[Figure dataset records]
● ● ● ● ●

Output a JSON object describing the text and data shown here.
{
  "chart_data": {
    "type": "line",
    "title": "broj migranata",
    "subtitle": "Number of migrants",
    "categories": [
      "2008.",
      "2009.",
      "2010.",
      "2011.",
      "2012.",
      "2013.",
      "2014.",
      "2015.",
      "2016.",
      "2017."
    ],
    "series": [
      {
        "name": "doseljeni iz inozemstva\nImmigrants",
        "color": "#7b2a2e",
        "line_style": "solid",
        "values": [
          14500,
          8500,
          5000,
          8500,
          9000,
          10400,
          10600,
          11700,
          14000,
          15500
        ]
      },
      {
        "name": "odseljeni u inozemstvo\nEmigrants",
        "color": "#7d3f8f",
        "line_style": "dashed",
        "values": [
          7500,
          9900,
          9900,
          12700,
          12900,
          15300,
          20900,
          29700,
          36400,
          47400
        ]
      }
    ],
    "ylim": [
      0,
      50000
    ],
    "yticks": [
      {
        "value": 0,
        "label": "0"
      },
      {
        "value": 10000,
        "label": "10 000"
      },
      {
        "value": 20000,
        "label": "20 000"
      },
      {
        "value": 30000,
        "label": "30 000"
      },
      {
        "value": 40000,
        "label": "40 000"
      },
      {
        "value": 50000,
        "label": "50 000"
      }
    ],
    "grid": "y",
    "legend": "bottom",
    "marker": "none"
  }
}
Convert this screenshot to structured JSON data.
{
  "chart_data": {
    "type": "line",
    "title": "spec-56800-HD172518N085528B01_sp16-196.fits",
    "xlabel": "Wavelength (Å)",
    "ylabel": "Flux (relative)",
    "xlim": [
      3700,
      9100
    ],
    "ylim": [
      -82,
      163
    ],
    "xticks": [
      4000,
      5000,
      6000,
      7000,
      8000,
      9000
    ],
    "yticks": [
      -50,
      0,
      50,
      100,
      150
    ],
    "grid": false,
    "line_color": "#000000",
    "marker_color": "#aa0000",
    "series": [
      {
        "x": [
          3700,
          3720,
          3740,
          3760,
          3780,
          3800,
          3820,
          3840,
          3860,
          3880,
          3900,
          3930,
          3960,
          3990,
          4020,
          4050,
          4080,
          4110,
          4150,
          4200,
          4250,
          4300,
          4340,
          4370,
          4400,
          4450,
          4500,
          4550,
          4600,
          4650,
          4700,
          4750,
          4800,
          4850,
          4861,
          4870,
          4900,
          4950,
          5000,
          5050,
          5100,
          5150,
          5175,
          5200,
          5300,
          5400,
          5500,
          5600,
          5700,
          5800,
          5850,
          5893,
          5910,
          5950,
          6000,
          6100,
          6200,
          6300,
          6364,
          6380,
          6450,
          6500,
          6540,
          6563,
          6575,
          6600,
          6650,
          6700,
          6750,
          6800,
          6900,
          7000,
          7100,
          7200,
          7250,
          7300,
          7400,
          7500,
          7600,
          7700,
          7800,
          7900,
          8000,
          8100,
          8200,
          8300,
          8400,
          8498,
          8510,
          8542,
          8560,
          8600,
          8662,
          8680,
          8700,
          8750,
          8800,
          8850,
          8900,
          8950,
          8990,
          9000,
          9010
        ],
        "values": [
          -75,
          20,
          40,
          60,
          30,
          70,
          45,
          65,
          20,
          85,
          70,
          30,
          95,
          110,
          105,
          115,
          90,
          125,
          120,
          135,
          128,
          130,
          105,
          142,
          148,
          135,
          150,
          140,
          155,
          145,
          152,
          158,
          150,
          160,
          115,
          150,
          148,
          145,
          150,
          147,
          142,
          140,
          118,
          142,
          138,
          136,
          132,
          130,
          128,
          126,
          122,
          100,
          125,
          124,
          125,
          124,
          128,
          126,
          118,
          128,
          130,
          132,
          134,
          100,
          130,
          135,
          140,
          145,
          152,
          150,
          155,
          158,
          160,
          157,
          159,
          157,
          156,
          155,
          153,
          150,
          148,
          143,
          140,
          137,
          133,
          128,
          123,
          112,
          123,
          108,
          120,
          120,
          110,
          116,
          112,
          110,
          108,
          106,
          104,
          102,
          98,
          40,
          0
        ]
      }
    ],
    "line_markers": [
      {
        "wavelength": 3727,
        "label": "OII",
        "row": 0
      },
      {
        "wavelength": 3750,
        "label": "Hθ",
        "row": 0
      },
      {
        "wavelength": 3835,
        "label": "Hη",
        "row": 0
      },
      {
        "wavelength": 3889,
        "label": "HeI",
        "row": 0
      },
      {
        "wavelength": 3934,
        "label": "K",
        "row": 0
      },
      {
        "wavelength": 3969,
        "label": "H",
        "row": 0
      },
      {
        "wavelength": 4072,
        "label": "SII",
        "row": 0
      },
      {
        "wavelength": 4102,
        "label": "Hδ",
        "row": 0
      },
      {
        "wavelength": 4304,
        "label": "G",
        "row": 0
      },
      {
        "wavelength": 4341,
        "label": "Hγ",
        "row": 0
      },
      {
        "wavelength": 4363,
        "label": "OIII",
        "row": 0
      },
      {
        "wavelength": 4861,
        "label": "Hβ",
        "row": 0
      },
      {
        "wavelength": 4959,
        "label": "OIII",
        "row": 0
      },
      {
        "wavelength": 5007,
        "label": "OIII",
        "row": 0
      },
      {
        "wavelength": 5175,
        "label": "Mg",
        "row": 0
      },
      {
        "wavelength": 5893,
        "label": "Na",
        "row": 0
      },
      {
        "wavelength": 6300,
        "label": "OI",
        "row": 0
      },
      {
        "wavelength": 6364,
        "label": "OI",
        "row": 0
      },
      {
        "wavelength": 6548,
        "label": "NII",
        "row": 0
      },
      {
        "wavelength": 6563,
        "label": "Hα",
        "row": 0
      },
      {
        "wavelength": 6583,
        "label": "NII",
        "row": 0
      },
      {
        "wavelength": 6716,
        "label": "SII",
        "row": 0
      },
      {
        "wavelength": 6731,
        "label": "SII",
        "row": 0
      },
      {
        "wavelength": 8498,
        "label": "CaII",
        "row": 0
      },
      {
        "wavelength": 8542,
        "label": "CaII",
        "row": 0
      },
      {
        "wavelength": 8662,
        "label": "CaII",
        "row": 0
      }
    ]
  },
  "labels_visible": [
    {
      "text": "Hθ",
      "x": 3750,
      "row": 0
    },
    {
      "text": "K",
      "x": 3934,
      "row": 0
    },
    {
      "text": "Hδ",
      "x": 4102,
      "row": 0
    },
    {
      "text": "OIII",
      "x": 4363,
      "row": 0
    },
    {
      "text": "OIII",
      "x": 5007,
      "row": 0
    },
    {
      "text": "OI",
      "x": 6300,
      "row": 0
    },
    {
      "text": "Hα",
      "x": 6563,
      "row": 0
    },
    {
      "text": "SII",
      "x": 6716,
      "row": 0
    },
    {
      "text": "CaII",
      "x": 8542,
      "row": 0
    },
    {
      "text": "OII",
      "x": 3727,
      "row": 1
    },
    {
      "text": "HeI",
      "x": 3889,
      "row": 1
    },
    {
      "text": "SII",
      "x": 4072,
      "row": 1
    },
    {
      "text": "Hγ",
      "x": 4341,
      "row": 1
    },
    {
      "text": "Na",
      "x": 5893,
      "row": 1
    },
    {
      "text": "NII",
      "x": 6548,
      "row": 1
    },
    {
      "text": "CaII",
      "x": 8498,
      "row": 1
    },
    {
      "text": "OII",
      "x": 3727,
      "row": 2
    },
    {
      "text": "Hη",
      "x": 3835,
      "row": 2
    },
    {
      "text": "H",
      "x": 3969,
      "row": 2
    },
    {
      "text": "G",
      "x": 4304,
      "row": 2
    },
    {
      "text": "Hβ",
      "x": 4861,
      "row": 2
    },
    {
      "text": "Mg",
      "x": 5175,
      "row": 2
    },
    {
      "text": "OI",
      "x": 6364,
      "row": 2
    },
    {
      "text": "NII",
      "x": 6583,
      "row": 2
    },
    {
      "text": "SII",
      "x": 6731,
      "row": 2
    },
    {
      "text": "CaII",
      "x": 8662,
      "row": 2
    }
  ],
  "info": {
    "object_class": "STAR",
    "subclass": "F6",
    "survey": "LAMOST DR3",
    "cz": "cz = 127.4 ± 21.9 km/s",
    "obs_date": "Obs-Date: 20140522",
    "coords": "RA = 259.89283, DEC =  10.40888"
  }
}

● ● ● ● ●

_Objective_
Which lines contain the word "name"? Copy each one.

_Solution to this task_
        "name": "doseljeni iz inozemstva\nImmigrants",
        "name": "odseljeni u inozemstvo\nEmigrants",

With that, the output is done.